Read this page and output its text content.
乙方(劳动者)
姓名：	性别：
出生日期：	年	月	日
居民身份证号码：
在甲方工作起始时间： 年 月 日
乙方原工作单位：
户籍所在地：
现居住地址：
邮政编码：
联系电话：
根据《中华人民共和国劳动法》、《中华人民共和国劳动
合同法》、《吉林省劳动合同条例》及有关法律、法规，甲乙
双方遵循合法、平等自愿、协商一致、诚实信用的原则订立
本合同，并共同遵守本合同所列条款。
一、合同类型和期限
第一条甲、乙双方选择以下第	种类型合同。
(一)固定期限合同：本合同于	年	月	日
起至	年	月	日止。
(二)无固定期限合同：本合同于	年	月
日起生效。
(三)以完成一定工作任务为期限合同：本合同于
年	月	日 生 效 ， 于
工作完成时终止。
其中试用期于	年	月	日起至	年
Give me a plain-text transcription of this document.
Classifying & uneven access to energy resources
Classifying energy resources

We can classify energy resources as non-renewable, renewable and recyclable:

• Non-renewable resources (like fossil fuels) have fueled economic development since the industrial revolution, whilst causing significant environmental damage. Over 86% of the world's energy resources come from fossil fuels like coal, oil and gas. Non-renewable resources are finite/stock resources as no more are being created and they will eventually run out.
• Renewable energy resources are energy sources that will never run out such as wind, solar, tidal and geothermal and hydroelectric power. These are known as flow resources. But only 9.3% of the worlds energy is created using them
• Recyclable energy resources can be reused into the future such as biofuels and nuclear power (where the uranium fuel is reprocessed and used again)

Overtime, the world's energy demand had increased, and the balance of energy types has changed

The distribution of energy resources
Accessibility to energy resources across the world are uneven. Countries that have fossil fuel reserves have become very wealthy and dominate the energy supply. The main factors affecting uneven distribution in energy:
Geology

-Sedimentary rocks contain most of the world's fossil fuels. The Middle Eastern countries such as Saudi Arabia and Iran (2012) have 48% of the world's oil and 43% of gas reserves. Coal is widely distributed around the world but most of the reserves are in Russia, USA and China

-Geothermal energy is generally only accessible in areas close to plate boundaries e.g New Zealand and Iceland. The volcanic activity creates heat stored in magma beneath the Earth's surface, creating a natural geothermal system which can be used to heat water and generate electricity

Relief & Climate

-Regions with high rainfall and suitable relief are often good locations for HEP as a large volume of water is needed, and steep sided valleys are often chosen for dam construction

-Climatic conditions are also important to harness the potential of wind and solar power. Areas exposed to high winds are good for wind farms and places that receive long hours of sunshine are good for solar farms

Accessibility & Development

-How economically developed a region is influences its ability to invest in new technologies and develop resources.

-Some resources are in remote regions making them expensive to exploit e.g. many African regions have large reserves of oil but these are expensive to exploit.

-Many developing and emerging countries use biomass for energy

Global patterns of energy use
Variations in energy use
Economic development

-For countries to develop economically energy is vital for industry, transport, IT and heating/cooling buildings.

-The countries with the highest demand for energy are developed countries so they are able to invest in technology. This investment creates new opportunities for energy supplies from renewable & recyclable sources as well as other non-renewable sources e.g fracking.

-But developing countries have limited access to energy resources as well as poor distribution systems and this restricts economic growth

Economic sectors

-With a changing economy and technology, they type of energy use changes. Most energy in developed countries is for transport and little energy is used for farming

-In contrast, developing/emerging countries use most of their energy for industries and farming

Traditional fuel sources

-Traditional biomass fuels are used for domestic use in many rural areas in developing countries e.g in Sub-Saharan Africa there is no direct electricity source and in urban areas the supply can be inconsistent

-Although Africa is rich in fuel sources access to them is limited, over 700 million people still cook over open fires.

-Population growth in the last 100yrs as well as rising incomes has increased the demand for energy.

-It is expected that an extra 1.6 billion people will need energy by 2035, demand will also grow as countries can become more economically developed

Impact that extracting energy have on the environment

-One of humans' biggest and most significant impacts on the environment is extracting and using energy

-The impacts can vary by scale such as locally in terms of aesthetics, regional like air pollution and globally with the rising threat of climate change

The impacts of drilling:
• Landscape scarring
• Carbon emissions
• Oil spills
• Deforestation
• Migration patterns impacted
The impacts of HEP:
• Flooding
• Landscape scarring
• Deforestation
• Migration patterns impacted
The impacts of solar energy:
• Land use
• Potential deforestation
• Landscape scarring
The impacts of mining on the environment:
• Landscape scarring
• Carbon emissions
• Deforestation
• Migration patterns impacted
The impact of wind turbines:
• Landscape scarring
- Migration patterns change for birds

★ ★ ★ ★

(YOUR OBJECTIVE): Filter the entries and copy out every line with the word "increased".

(PROBLEM SOLUTION):
Overtime, the world's energy demand had increased, and the balance of energy types has changed
-Population growth in the last 100yrs as well as rising incomes has increased the demand for energy.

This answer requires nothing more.